■ Exercise aim: Find each line with the string "subtitle" and report it.

■ Supplied material:
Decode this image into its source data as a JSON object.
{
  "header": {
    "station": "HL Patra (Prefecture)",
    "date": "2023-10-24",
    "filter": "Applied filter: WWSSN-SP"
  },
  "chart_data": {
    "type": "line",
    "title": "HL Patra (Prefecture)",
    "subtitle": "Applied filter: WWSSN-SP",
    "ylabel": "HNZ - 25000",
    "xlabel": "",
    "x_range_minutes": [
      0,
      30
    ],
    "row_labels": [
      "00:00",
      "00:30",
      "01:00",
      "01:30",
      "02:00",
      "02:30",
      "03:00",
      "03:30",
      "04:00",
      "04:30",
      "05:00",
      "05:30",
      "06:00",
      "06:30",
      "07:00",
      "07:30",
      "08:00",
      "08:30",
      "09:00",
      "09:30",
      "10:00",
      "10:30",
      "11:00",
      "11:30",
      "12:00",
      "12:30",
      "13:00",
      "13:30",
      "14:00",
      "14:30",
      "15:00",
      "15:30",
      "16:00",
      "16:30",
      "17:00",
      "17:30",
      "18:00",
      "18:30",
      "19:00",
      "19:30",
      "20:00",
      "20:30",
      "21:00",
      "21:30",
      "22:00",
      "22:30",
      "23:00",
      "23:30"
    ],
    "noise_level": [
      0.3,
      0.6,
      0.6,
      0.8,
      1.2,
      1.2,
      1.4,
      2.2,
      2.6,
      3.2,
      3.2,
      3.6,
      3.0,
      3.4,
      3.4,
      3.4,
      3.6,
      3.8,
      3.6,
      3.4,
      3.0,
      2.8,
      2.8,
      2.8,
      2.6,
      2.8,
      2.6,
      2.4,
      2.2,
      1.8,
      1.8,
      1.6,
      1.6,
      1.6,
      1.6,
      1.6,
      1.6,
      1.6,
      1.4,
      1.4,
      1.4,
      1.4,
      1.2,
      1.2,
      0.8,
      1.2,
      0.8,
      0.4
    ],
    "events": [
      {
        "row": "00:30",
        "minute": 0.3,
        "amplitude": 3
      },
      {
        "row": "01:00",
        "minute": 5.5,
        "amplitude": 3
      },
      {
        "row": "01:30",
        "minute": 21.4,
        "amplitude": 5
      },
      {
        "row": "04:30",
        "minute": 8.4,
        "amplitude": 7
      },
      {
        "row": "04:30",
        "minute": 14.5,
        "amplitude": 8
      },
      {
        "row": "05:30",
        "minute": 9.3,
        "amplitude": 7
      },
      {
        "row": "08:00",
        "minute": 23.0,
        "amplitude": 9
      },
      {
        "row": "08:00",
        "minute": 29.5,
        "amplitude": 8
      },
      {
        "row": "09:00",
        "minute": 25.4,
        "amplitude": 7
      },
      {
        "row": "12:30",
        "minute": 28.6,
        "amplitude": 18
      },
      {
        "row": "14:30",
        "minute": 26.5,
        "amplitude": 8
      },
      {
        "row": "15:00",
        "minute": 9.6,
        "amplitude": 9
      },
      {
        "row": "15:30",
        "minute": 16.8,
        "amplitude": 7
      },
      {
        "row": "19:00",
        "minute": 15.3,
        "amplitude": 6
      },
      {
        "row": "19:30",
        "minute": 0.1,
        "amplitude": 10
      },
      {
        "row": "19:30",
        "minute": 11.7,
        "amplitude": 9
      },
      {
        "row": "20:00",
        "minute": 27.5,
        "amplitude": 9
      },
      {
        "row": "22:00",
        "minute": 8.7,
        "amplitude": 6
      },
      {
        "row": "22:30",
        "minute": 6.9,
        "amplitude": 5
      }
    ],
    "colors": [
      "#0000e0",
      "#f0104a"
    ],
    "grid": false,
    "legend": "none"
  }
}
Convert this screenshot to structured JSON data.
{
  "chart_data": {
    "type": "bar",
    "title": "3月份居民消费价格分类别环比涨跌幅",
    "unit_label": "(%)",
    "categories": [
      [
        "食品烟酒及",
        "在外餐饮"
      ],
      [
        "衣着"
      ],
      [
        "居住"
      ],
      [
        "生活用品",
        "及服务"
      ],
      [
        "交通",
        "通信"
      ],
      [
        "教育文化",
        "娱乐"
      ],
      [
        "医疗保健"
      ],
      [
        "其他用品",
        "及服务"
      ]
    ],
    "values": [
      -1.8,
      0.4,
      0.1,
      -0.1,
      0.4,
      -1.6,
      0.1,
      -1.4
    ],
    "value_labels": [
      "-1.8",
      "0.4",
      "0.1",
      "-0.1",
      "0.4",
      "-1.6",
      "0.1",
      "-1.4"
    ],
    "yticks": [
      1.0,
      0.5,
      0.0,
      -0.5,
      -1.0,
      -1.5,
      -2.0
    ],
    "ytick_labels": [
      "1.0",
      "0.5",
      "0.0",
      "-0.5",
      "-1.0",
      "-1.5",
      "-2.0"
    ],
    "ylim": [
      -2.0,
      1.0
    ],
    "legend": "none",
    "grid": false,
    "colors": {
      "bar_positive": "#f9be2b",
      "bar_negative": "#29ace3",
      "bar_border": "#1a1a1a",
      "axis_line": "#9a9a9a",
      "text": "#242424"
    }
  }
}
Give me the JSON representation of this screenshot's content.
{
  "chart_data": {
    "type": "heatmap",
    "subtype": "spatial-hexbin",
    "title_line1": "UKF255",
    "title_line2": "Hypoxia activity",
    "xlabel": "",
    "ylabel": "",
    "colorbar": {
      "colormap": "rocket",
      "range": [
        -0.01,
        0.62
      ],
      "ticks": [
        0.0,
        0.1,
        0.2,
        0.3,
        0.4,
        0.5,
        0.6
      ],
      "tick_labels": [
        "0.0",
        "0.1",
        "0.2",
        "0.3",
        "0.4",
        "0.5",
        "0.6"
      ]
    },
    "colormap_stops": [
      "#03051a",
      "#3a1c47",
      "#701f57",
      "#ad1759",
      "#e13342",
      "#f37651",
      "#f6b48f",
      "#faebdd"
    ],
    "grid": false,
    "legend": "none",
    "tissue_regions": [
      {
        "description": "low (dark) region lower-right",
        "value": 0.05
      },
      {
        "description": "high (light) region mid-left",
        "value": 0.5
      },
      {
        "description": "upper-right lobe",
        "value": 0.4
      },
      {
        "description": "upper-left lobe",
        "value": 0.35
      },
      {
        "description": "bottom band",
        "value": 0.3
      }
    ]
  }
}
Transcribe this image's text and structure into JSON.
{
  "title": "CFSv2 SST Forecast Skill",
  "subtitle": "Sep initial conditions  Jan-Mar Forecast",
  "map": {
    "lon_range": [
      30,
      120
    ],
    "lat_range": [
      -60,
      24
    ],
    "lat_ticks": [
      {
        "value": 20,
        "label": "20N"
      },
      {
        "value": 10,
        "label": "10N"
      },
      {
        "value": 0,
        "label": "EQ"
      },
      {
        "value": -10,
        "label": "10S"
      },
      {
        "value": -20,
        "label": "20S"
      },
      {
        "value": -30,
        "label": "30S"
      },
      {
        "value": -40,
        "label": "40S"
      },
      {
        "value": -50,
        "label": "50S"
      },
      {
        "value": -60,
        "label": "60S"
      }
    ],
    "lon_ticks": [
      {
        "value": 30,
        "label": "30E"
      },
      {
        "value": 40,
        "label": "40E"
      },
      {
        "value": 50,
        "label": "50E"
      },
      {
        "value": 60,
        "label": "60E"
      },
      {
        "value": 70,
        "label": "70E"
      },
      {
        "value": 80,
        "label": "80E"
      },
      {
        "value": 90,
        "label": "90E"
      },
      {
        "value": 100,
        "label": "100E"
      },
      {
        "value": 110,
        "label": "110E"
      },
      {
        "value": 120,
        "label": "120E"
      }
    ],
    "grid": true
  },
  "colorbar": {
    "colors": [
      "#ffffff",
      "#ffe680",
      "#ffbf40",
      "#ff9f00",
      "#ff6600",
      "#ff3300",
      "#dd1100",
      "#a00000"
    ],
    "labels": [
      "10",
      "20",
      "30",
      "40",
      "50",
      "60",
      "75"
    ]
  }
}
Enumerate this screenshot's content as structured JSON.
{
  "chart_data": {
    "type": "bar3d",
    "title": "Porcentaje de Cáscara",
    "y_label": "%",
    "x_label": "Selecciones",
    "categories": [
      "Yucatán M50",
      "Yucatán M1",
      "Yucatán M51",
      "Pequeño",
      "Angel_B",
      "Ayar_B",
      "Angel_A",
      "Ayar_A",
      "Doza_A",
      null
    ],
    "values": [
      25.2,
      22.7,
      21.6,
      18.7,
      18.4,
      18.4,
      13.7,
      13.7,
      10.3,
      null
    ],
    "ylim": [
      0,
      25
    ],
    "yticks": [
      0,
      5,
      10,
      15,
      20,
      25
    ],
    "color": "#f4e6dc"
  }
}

■ Response to this task:
    "subtitle": "Applied filter: WWSSN-SP",
  "subtitle": "Sep initial conditions  Jan-Mar Forecast",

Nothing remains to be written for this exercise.